■ Exercise goal
Each line of the data that includes the string "سابع" is to be copied out.

■ Data provided

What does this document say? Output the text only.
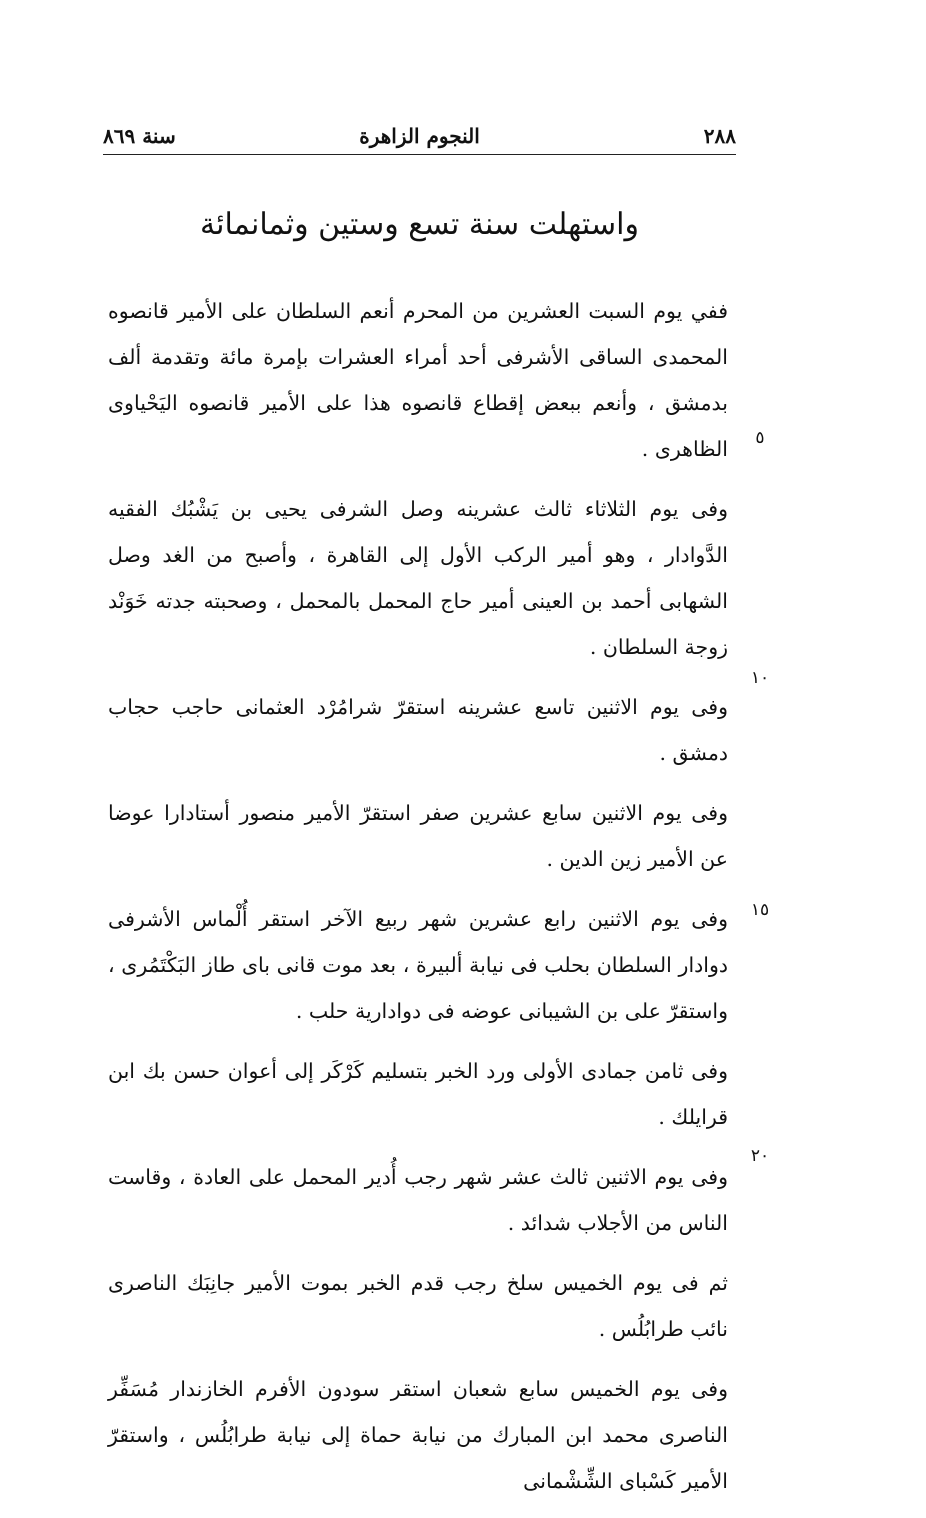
٢٨٨
النجوم الزاهرة
سنة ٨٦٩
واستهلت سنة تسع وستين وثمانمائة

ففي يوم السبت العشرين من المحرم أنعم السلطان على الأمير قانصوه المحمدى الساقى الأشرفى أحد أمراء العشرات بإمرة مائة وتقدمة ألف بدمشق ، وأنعم ببعض إقطاع قانصوه هذا على الأمير قانصوه اليَحْياوى الظاهرى .

وفى يوم الثلاثاء ثالث عشرينه وصل الشرفى يحيى بن يَشْبُك الفقيه الدَّوادار ، وهو أمير الركب الأول إلى القاهرة ، وأصبح من الغد وصل الشهابى أحمد بن العينى أمير حاج المحمل بالمحمل ، وصحبته جدته خَوَنْد زوجة السلطان .

وفى يوم الاثنين تاسع عشرينه استقرّ شرامُرْد العثمانى حاجب حجاب دمشق .

وفى يوم الاثنين سابع عشرين صفر استقرّ الأمير منصور أستادارا عوضا عن الأمير زين الدين .

وفى يوم الاثنين رابع عشرين شهر ربيع الآخر استقر أُلْماس الأشرفى دوادار السلطان بحلب فى نيابة ألبيرة ، بعد موت قانى باى طاز البَكْتَمُرى ، واستقرّ على بن الشيبانى عوضه فى دوادارية حلب .

وفى ثامن جمادى الأولى ورد الخبر بتسليم كَرْكَر إلى أعوان حسن بك ابن قرايلك .

وفى يوم الاثنين ثالث عشر شهر رجب أُدير المحمل على العادة ، وقاست الناس من الأجلاب شدائد .

ثم فى يوم الخميس سلخ رجب قدم الخبر بموت الأمير جانِبَك الناصرى نائب طرابُلُس .

وفى يوم الخميس سابع شعبان استقر سودون الأفرم الخازندار مُسَفِّر الناصرى محمد ابن المبارك من نيابة حماة إلى نيابة طرابُلُس ، واستقرّ الأمير كَسْباى الشِّشْمانى

٥
١٠
١٥
٢٠
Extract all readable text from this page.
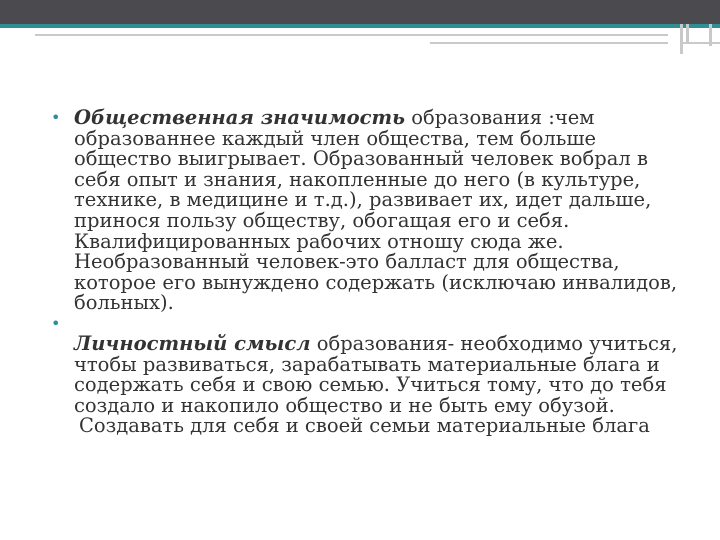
• Общественная значимость образования :чем образованнее каждый член общества, тем больше общество выигрывает. Образованный человек вобрал в себя опыт и знания, накопленные до него (в культуре, технике, в медицине и т.д.), развивает их, идет дальше, принося пользу обществу, обогащая его и себя. Квалифицированных рабочих отношу сюда же. Необразованный человек-это балласт для общества, которое его вынуждено содержать (исключаю инвалидов, больных).
•
Личностный смысл образования- необходимо учиться, чтобы развиваться, зарабатывать материальные блага и содержать себя и свою семью. Учиться тому, что до тебя создало и накопило общество и не быть ему обузой.
Создавать для себя и своей семьи материальные блага
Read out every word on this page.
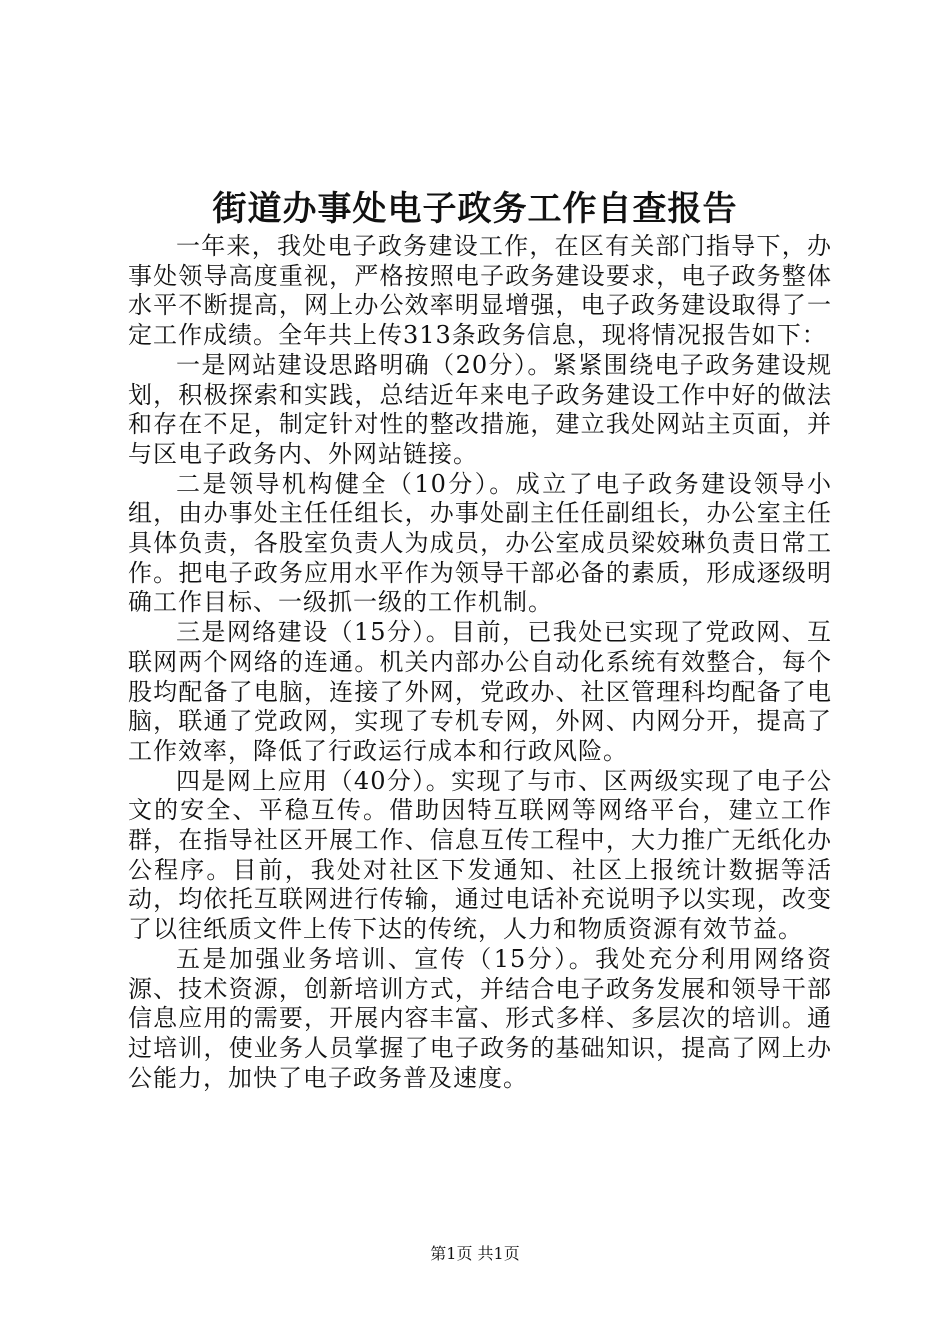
街道办事处电子政务工作自查报告

一年来，我处电子政务建设工作，在区有关部门指导下，办事处领导高度重视，严格按照电子政务建设要求，电子政务整体水平不断提高，网上办公效率明显增强，电子政务建设取得了一定工作成绩。全年共上传313条政务信息，现将情况报告如下：

一是网站建设思路明确（20分）。紧紧围绕电子政务建设规划，积极探索和实践，总结近年来电子政务建设工作中好的做法和存在不足，制定针对性的整改措施，建立我处网站主页面，并与区电子政务内、外网站链接。

二是领导机构健全（10分）。成立了电子政务建设领导小组，由办事处主任任组长，办事处副主任任副组长，办公室主任具体负责，各股室负责人为成员，办公室成员梁姣琳负责日常工作。把电子政务应用水平作为领导干部必备的素质，形成逐级明确工作目标、一级抓一级的工作机制。

三是网络建设（15分）。目前，已我处已实现了党政网、互联网两个网络的连通。机关内部办公自动化系统有效整合，每个股均配备了电脑，连接了外网，党政办、社区管理科均配备了电脑，联通了党政网，实现了专机专网，外网、内网分开，提高了工作效率，降低了行政运行成本和行政风险。

四是网上应用（40分）。实现了与市、区两级实现了电子公文的安全、平稳互传。借助因特互联网等网络平台，建立工作群，在指导社区开展工作、信息互传工程中，大力推广无纸化办公程序。目前，我处对社区下发通知、社区上报统计数据等活动，均依托互联网进行传输，通过电话补充说明予以实现，改变了以往纸质文件上传下达的传统，人力和物质资源有效节益。

五是加强业务培训、宣传（15分）。我处充分利用网络资源、技术资源，创新培训方式，并结合电子政务发展和领导干部信息应用的需要，开展内容丰富、形式多样、多层次的培训。通过培训，使业务人员掌握了电子政务的基础知识，提高了网上办公能力，加快了电子政务普及速度。

第1页 共1页
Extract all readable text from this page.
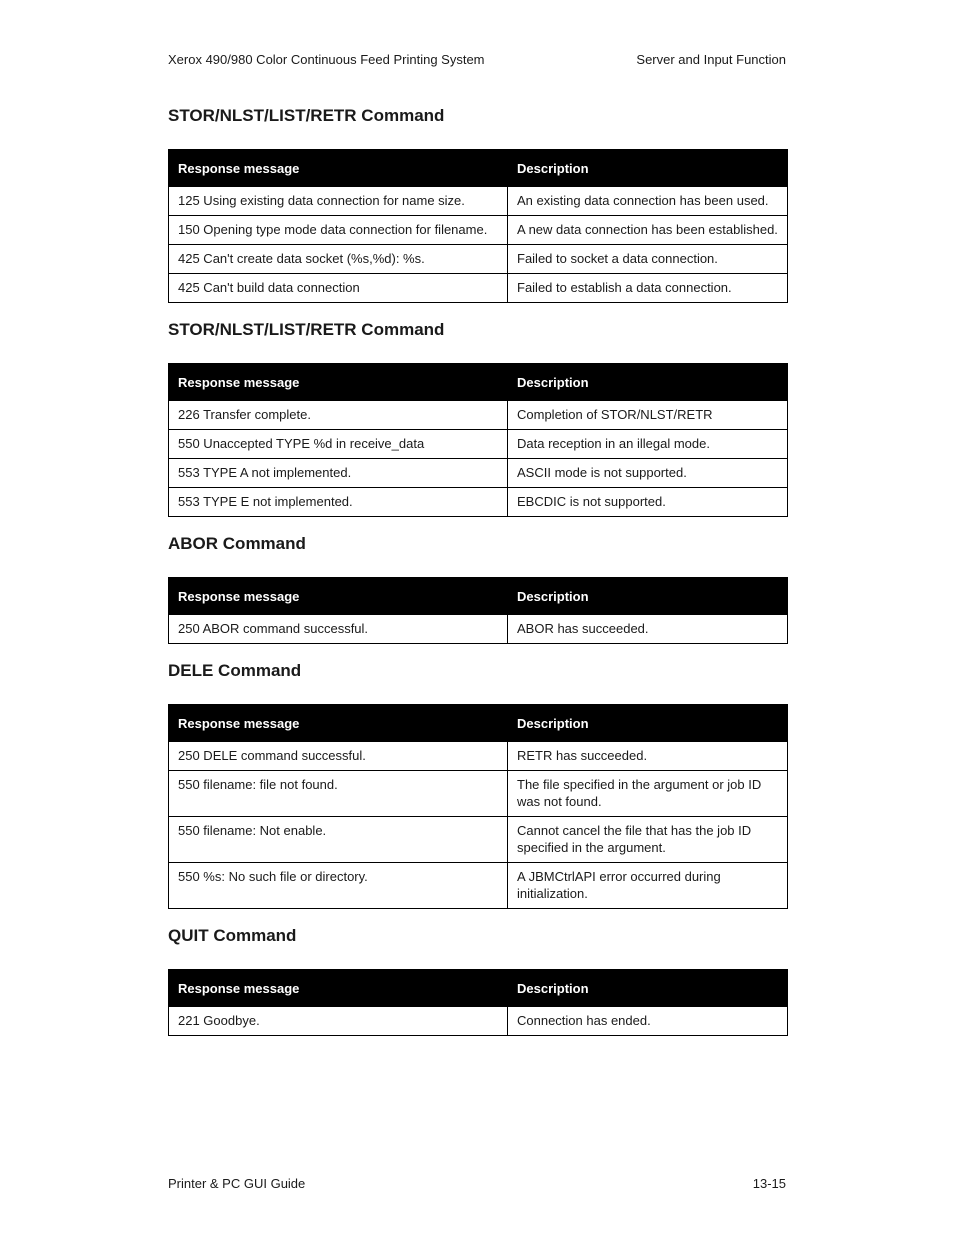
Xerox 490/980 Color Continuous Feed Printing System	Server and Input Function
STOR/NLST/LIST/RETR Command
Response message	Description
125 Using existing data connection for name size.	An existing data connection has been used.
150 Opening type mode data connection for filename.	A new data connection has been established.
425 Can't create data socket (%s,%d): %s.	Failed to socket a data connection.
425 Can't build data connection	Failed to establish a data connection.
STOR/NLST/LIST/RETR Command
Response message	Description
226 Transfer complete.	Completion of STOR/NLST/RETR
550 Unaccepted TYPE %d in receive_data	Data reception in an illegal mode.
553 TYPE A not implemented.	ASCII mode is not supported.
553 TYPE E not implemented.	EBCDIC is not supported.
ABOR Command
Response message	Description
250 ABOR command successful.	ABOR has succeeded.
DELE Command
Response message	Description
250 DELE command successful.	RETR has succeeded.
550 filename: file not found.	The file specified in the argument or job ID was not found.
550 filename: Not enable.	Cannot cancel the file that has the job ID specified in the argument.
550 %s: No such file or directory.	A JBMCtrlAPI error occurred during initialization.
QUIT Command
Response message	Description
221 Goodbye.	Connection has ended.
Printer & PC GUI Guide	13-15
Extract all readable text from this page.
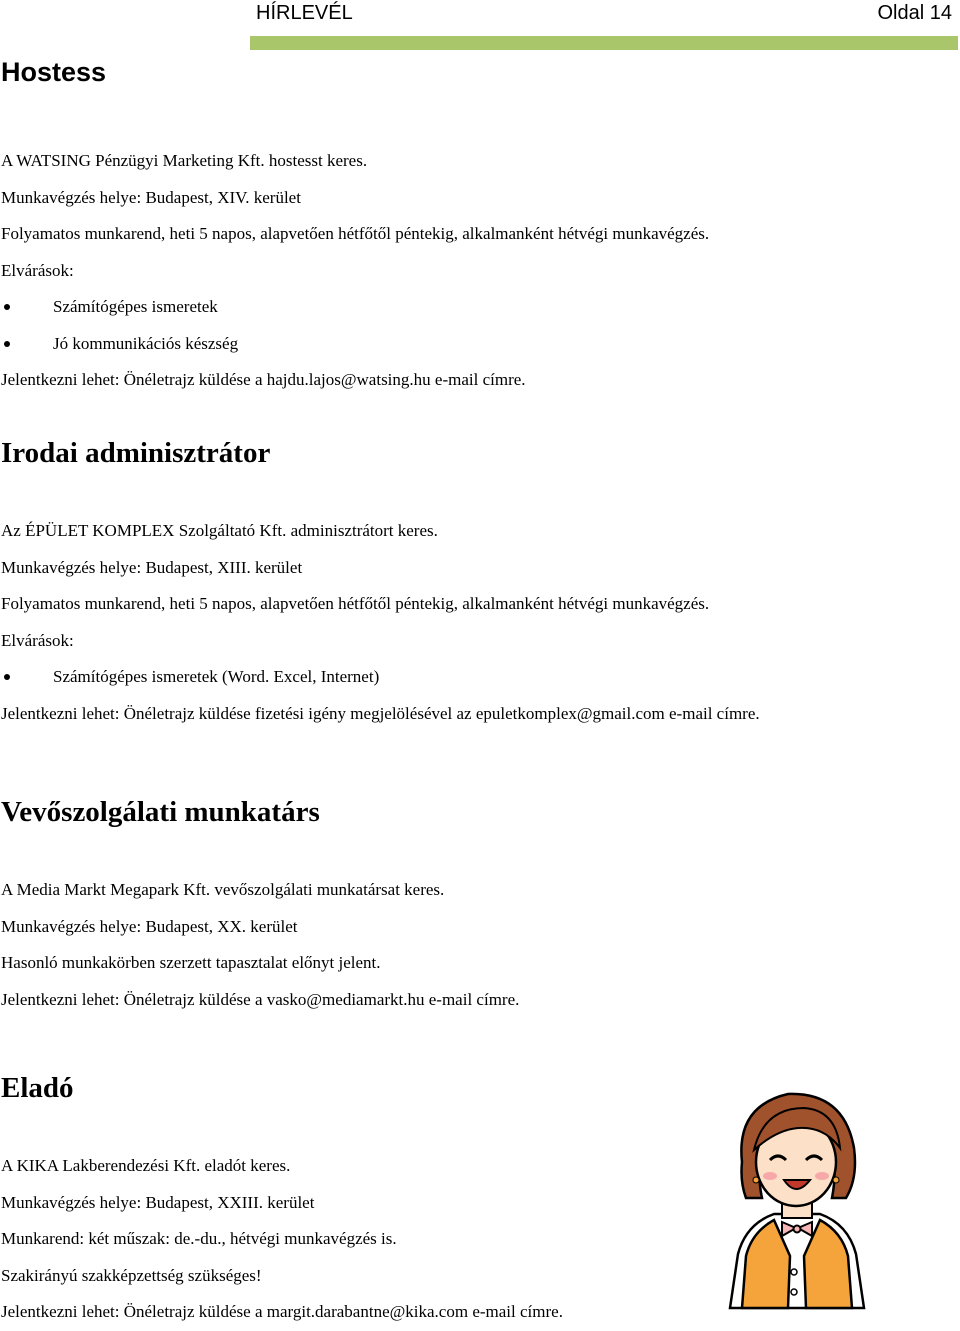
HÍRLEVÉL	Oldal 14
Hostess

A WATSING Pénzügyi Marketing Kft. hostesst keres.

Munkavégzés helye: Budapest, XIV. kerület

Folyamatos munkarend, heti 5 napos, alapvetően hétfőtől péntekig, alkalmanként hétvégi munkavégzés.

Elvárások:

Számítógépes ismeretek

Jó kommunikációs készség

Jelentkezni lehet: Önéletrajz küldése a hajdu.lajos@watsing.hu e-mail címre.

Irodai adminisztrátor

Az ÉPÜLET KOMPLEX Szolgáltató Kft. adminisztrátort keres.

Munkavégzés helye: Budapest, XIII. kerület

Folyamatos munkarend, heti 5 napos, alapvetően hétfőtől péntekig, alkalmanként hétvégi munkavégzés.

Elvárások:

Számítógépes ismeretek (Word. Excel, Internet)

Jelentkezni lehet: Önéletrajz küldése fizetési igény megjelölésével az epuletkomplex@gmail.com e-mail címre.

Vevőszolgálati munkatárs

A Media Markt Megapark Kft. vevőszolgálati munkatársat keres.

Munkavégzés helye: Budapest, XX. kerület

Hasonló munkakörben szerzett tapasztalat előnyt jelent.

Jelentkezni lehet: Önéletrajz küldése a vasko@mediamarkt.hu e-mail címre.

Eladó

A KIKA Lakberendezési Kft. eladót keres.

Munkavégzés helye: Budapest, XXIII. kerület

Munkarend: két műszak: de.-du., hétvégi munkavégzés is.

Szakirányú szakképzettség szükséges!

Jelentkezni lehet: Önéletrajz küldése a margit.darabantne@kika.com e-mail címre.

■ Output for this task
وفى يوم الاثنين سابع عشرين صفر استقرّ الأمير منصور أستادارا عوضا عن الأمير زين الدين .
وفى يوم الخميس سابع شعبان استقر سودون الأفرم الخازندار مُسَفِّر الناصرى محمد ابن المبارك من نيابة حماة إلى نيابة طرابُلُس ، واستقرّ الأمير كَسْباى الشِّشْمانى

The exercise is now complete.